## Set tasks
1. In the forum thread about bike spending in a bad economy, what did Connie talk verslowrdr into buying?
2. Pick up the forum thread on bike spending in a tight economy after its last sentence, and keep going in the same voice.
═══ Text
# Bike related purchase? in this economy...



## mtb888 (Aug 2, 2006)

It has always been that most of my spending money goes to bike parts, shorts, jersey, bike trip, bike this, bike that. Lately, I completely stopped. Though I have a pretty secure job in health care, I feel like I should really save money. How about you? Has anyone made a good purchase lately?


----------



## verslowrdr (Mar 22, 2004)

Connie talked me into CW-X tights.  But it's mostly because my old crappy tights are destructing. I've had all my gear needs pretty well dialed in over the last couple years so now I'm pretty much coasting in 'maintenance mode' for a while.

Husband is in manufacturing- for now- so the wolf is at the door. This ol' farm girl isn't easily beaten though... The garden is getting bigger this year, the expenses are pared down, the cars are all paid for, the credit cards disappeared over a decade ago, money is accumulating in the bank while we can sock it away, and the mortgage is on par or less than the cheapest rent in the area. Here's to lowering heat bills once spring comes!
══════
═══ Items
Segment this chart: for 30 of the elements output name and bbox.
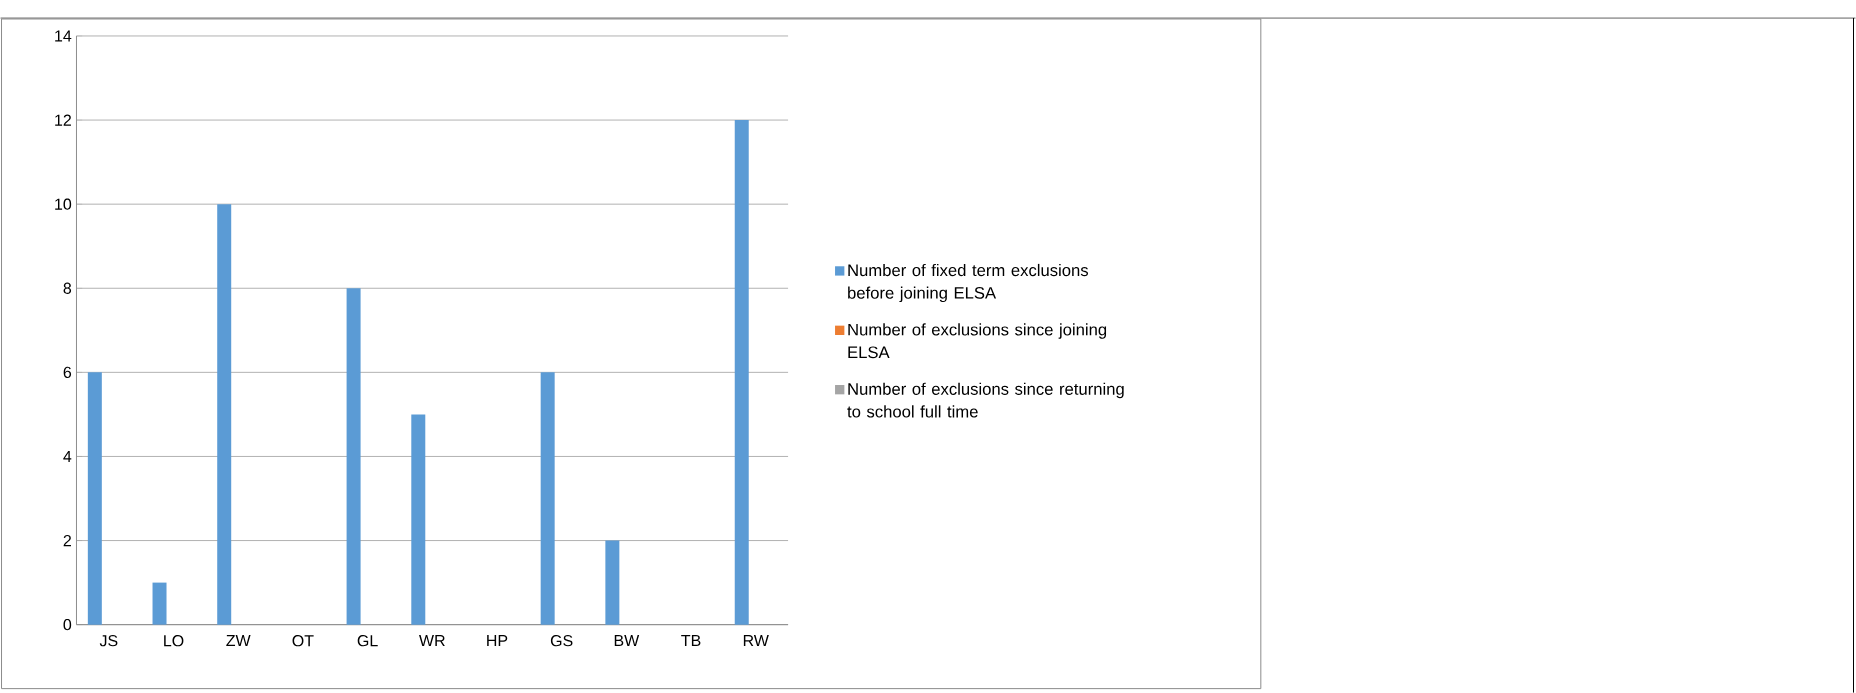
y-tick-label: 12 xyxy=(55,114,71,126)
x-tick-label: WR xyxy=(419,635,445,646)
bar xyxy=(411,414,426,625)
legend-label: Number of exclusions since returning to school full time xyxy=(847,382,1124,418)
bar xyxy=(734,120,749,625)
x-tick-label: OT xyxy=(292,635,314,647)
legend-label: Number of exclusions since joining ELSA xyxy=(848,323,1107,359)
y-tick-label: 0 xyxy=(63,618,72,631)
x-tick-label: TB xyxy=(681,635,701,646)
x-tick-label: GL xyxy=(357,635,378,647)
bar xyxy=(152,582,167,625)
x-tick-label: BW xyxy=(614,635,640,646)
bar xyxy=(605,540,620,625)
bar xyxy=(217,204,232,625)
y-tick-label: 6 xyxy=(63,366,72,378)
x-tick-label: HP xyxy=(487,635,508,646)
x-tick-label: LO xyxy=(164,635,184,647)
legend-label: Number of fixed term exclusions before joining ELSA xyxy=(848,263,1089,303)
x-tick-label: JS xyxy=(99,635,118,647)
x-tick-label: ZW xyxy=(226,635,251,646)
y-tick-label: 4 xyxy=(63,450,72,462)
bar xyxy=(540,372,555,625)
y-tick-label: 10 xyxy=(55,198,72,210)
bar xyxy=(346,288,361,625)
x-tick-label: GS xyxy=(550,635,573,647)
y-tick-label: 2 xyxy=(63,534,71,547)
bar xyxy=(87,372,102,625)
y-tick-label: 14 xyxy=(55,30,72,42)
y-tick-label: 8 xyxy=(63,282,72,294)
x-tick-label: RW xyxy=(743,635,769,646)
══════
## Written answers
1. CW-X tights

2.
----------



## Epic Eli (Dec 4, 2008)

I just got in to fr, I used to ride xc only. So a couple of weeks ago I bought a new bike Jamis Bam2, it's an 08 so I got a realy good deal, but now that I got the bike I needed the accesories, I bought a ff helmet, pressure suit, five.ten shoes, some more shirts, goggles... Yes I am concern about the economy, I didn't pay a full price for any of the above. My husband is freaking out, he is trying to have as much as he can in the bank for a rainy day. And every day another package is coming for me, I think he is about to serve me the paper. lol. But I think I'm all set now and all that left to pay is for the lift ticket.


----------



## CougarTrek (Jan 27, 2007)

I have a new Wilier Izoard road bike.

I won't claim it's the best financial move in the world, but I have a secure job, fairly low rent and other bills, it makes me happy and hopefully helps keep my wonderful shop's doors open as a nice side benefit.


----------



## mtb888 (Aug 2, 2006)

Way to stimulate the economy ladies :thumbsup: 
I wish I have lots of money saved somewhere, may in the Swiss Bank and just buy all sorts of good deals.


----------



## verslowrdr (Mar 22, 2004)

Well, you could always put it in an empty Swiss Miss cocoa can on the shelf... about as safe as a bank, and almost as much interest as a savings account.


----------



## stingray_coach (Jun 27, 2006)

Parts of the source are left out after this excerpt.